Can you transcribe the data exactly? Leave the pictures out.

Stored data
::::
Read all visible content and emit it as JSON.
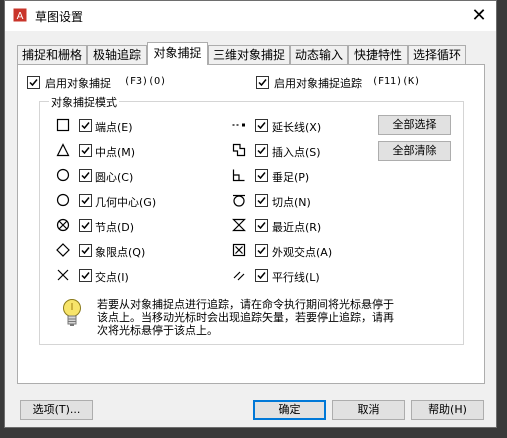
{
  "window": {
    "title": "草图设置"
  },
  "tabs": [
    {
      "label": "捕捉和栅格"
    },
    {
      "label": "极轴追踪"
    },
    {
      "label": "对象捕捉"
    },
    {
      "label": "三维对象捕捉"
    },
    {
      "label": "动态输入"
    },
    {
      "label": "快捷特性"
    },
    {
      "label": "选择循环"
    }
  ],
  "active_tab": "对象捕捉",
  "toggles": {
    "osnap_on": {
      "label": "启用对象捕捉",
      "shortcut": "(F3)(O)",
      "checked": true
    },
    "osnap_tracking_on": {
      "label": "启用对象捕捉追踪",
      "shortcut": "(F11)(K)",
      "checked": true
    }
  },
  "group": {
    "title": "对象捕捉模式",
    "left": [
      {
        "label": "端点(E)",
        "symbol": "square-endpoint-icon",
        "checked": true
      },
      {
        "label": "中点(M)",
        "symbol": "triangle-midpoint-icon",
        "checked": true
      },
      {
        "label": "圆心(C)",
        "symbol": "circle-center-icon",
        "checked": true
      },
      {
        "label": "几何中心(G)",
        "symbol": "circle-geometric-center-icon",
        "checked": true
      },
      {
        "label": "节点(D)",
        "symbol": "circle-x-node-icon",
        "checked": true
      },
      {
        "label": "象限点(Q)",
        "symbol": "diamond-quadrant-icon",
        "checked": true
      },
      {
        "label": "交点(I)",
        "symbol": "x-intersection-icon",
        "checked": true
      }
    ],
    "right": [
      {
        "label": "延长线(X)",
        "symbol": "dashes-extension-icon",
        "checked": true
      },
      {
        "label": "插入点(S)",
        "symbol": "insertion-icon",
        "checked": true
      },
      {
        "label": "垂足(P)",
        "symbol": "perpendicular-icon",
        "checked": true
      },
      {
        "label": "切点(N)",
        "symbol": "tangent-icon",
        "checked": true
      },
      {
        "label": "最近点(R)",
        "symbol": "hourglass-nearest-icon",
        "checked": true
      },
      {
        "label": "外观交点(A)",
        "symbol": "boxed-x-apparent-icon",
        "checked": true
      },
      {
        "label": "平行线(L)",
        "symbol": "parallel-icon",
        "checked": true
      }
    ],
    "select_all_label": "全部选择",
    "clear_all_label": "全部清除"
  },
  "hint": {
    "line1": "若要从对象捕捉点进行追踪，请在命令执行期间将光标悬停于",
    "line2": "该点上。当移动光标时会出现追踪矢量，若要停止追踪，请再",
    "line3": "次将光标悬停于该点上。"
  },
  "footer": {
    "options_label": "选项(T)...",
    "ok_label": "确定",
    "cancel_label": "取消",
    "help_label": "帮助(H)"
  },
  "colors": {
    "accent": "#0078d7",
    "panel": "#ffffff",
    "dialog": "#f0f0f0"
  }
}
::::
Output below =>
Read all visible content and emit it as JSON.
{
  "window": {
    "title": "草图设置"
  },
  "tabs": [
    {
      "label": "捕捉和栅格"
    },
    {
      "label": "极轴追踪"
    },
    {
      "label": "对象捕捉"
    },
    {
      "label": "三维对象捕捉"
    },
    {
      "label": "动态输入"
    },
    {
      "label": "快捷特性"
    },
    {
      "label": "选择循环"
    }
  ],
  "active_tab": "对象捕捉",
  "toggles": {
    "osnap_on": {
      "label": "启用对象捕捉",
      "shortcut": "(F3)(O)",
      "checked": true
    },
    "osnap_tracking_on": {
      "label": "启用对象捕捉追踪",
      "shortcut": "(F11)(K)",
      "checked": true
    }
  },
  "group": {
    "title": "对象捕捉模式",
    "left": [
      {
        "label": "端点(E)",
        "symbol": "square-endpoint-icon",
        "checked": true
      },
      {
        "label": "中点(M)",
        "symbol": "triangle-midpoint-icon",
        "checked": true
      },
      {
        "label": "圆心(C)",
        "symbol": "circle-center-icon",
        "checked": true
      },
      {
        "label": "几何中心(G)",
        "symbol": "circle-geometric-center-icon",
        "checked": true
      },
      {
        "label": "节点(D)",
        "symbol": "circle-x-node-icon",
        "checked": true
      },
      {
        "label": "象限点(Q)",
        "symbol": "diamond-quadrant-icon",
        "checked": true
      },
      {
        "label": "交点(I)",
        "symbol": "x-intersection-icon",
        "checked": true
      }
    ],
    "right": [
      {
        "label": "延长线(X)",
        "symbol": "dashes-extension-icon",
        "checked": true
      },
      {
        "label": "插入点(S)",
        "symbol": "insertion-icon",
        "checked": true
      },
      {
        "label": "垂足(P)",
        "symbol": "perpendicular-icon",
        "checked": true
      },
      {
        "label": "切点(N)",
        "symbol": "tangent-icon",
        "checked": true
      },
      {
        "label": "最近点(R)",
        "symbol": "hourglass-nearest-icon",
        "checked": true
      },
      {
        "label": "外观交点(A)",
        "symbol": "boxed-x-apparent-icon",
        "checked": true
      },
      {
        "label": "平行线(L)",
        "symbol": "parallel-icon",
        "checked": true
      }
    ],
    "select_all_label": "全部选择",
    "clear_all_label": "全部清除"
  },
  "hint": {
    "line1": "若要从对象捕捉点进行追踪，请在命令执行期间将光标悬停于",
    "line2": "该点上。当移动光标时会出现追踪矢量，若要停止追踪，请再",
    "line3": "次将光标悬停于该点上。"
  },
  "footer": {
    "options_label": "选项(T)...",
    "ok_label": "确定",
    "cancel_label": "取消",
    "help_label": "帮助(H)"
  },
  "colors": {
    "accent": "#0078d7",
    "panel": "#ffffff",
    "dialog": "#f0f0f0"
  }
}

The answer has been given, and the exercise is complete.